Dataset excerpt

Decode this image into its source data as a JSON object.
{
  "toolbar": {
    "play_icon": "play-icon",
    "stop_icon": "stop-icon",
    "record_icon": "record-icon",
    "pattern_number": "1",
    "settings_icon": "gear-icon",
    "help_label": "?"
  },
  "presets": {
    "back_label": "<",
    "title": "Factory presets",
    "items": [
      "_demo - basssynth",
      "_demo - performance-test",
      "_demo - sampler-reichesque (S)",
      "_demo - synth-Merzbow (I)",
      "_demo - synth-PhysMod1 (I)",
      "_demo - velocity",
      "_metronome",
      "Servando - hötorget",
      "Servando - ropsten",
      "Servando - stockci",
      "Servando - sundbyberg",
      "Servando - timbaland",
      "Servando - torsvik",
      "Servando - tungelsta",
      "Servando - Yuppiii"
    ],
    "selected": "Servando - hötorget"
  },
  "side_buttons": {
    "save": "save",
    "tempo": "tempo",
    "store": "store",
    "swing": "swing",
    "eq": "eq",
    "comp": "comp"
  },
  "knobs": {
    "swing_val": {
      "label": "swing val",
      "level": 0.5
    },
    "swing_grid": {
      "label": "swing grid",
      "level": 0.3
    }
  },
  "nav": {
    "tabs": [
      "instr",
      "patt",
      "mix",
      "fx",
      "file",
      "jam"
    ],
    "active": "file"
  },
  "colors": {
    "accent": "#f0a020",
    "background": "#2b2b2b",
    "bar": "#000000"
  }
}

▶ **PROBLEM STATEMENT**: Only the number is wanted: how many lines in the data include the word "icon"?

▶ **WRITTEN REPLY**: 4